### Records for the exercise
BEGIN
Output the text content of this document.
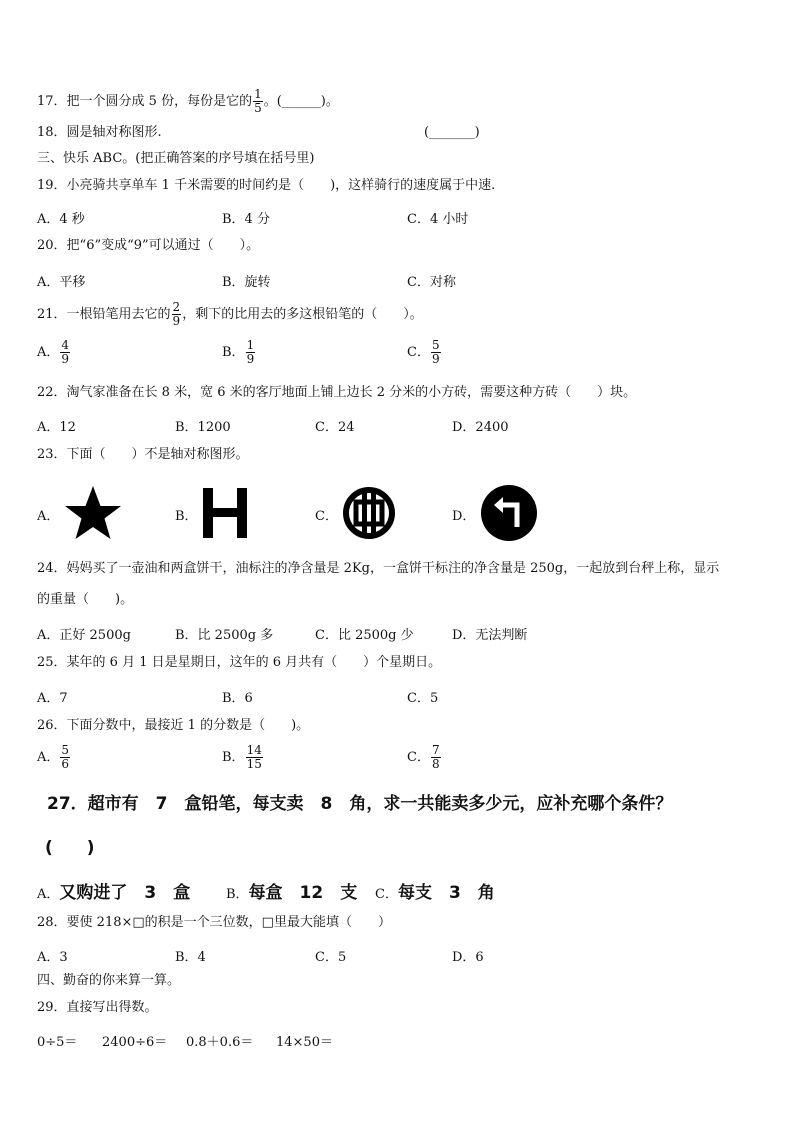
17．把一个圆分成 5 份，每份是它的 $\frac{1}{5}$ 。(______)。
18．圆是轴对称图形.	(_______)
三、快乐 ABC。(把正确答案的序号填在括号里)
19．小亮骑共享单车 1 千米需要的时间约是（　　)，这样骑行的速度属于中速.
A．4 秒	B．4 分	C．4 小时
20．把“6”变成“9”可以通过（　　）。
A．平移	B．旋转	C．对称
21．一根铅笔用去它的 $\frac{2}{9}$ ，剩下的比用去的多这根铅笔的（　　）。
A． $\frac{4}{9}$	B． $\frac{1}{9}$	C． $\frac{5}{9}$
22．淘气家准备在长 8 米，宽 6 米的客厅地面上铺上边长 2 分米的小方砖，需要这种方砖（　　）块。
A．12	B．1200	C．24	D．2400
23．下面（　　）不是轴对称图形。
A．	B．	C．	D．
24．妈妈买了一壶油和两盒饼干，油标注的净含量是 2Kg，一盒饼干标注的净含量是 250g，一起放到台秤上称，显示
的重量（　　)。
A．正好 2500g	B．比 2500g 多	C．比 2500g 少	D．无法判断
25．某年的 6 月 1 日是星期日，这年的 6 月共有（　　）个星期日。
A．7	B．6	C．5
26．下面分数中，最接近 1 的分数是（　　)。
A． $\frac{5}{6}$	B． $\frac{14}{15}$	C． $\frac{7}{8}$
27．超市有　7　盒铅笔，每支卖　8　角，求一共能卖多少元，应补充哪个条件？
(　　)
A．又购进了　3　盒	B．每盒　12　支 C．每支　3　角
28．要使 218×□的积是一个三位数，□里最大能填（　　）
A．3	B．4	C．5	D．6
四、勤奋的你来算一算。
29．直接写出得数。
0÷5＝ 2400÷6＝ 0.8＋0.6＝ 14×50＝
END
### Exercise aim
Produce an exact copy of each line of data, skipping embedded images.

### Output of the task
Output the text content of this document.
17．把一个圆分成 5 份，每份是它的 $\frac{1}{5}$ 。(______)。
18．圆是轴对称图形.	(_______)
三、快乐 ABC。(把正确答案的序号填在括号里)
19．小亮骑共享单车 1 千米需要的时间约是（　　)，这样骑行的速度属于中速.
A．4 秒	B．4 分	C．4 小时
20．把“6”变成“9”可以通过（　　）。
A．平移	B．旋转	C．对称
21．一根铅笔用去它的 $\frac{2}{9}$ ，剩下的比用去的多这根铅笔的（　　）。
A． $\frac{4}{9}$	B． $\frac{1}{9}$	C． $\frac{5}{9}$
22．淘气家准备在长 8 米，宽 6 米的客厅地面上铺上边长 2 分米的小方砖，需要这种方砖（　　）块。
A．12	B．1200	C．24	D．2400
23．下面（　　）不是轴对称图形。
A．	B．	C．	D．
24．妈妈买了一壶油和两盒饼干，油标注的净含量是 2Kg，一盒饼干标注的净含量是 250g，一起放到台秤上称，显示
的重量（　　)。
A．正好 2500g	B．比 2500g 多	C．比 2500g 少	D．无法判断
25．某年的 6 月 1 日是星期日，这年的 6 月共有（　　）个星期日。
A．7	B．6	C．5
26．下面分数中，最接近 1 的分数是（　　)。
A． $\frac{5}{6}$	B． $\frac{14}{15}$	C． $\frac{7}{8}$
27．超市有　7　盒铅笔，每支卖　8　角，求一共能卖多少元，应补充哪个条件？
(　　)
A．又购进了　3　盒	B．每盒　12　支 C．每支　3　角
28．要使 218×□的积是一个三位数，□里最大能填（　　）
A．3	B．4	C．5	D．6
四、勤奋的你来算一算。
29．直接写出得数。
0÷5＝ 2400÷6＝ 0.8＋0.6＝ 14×50＝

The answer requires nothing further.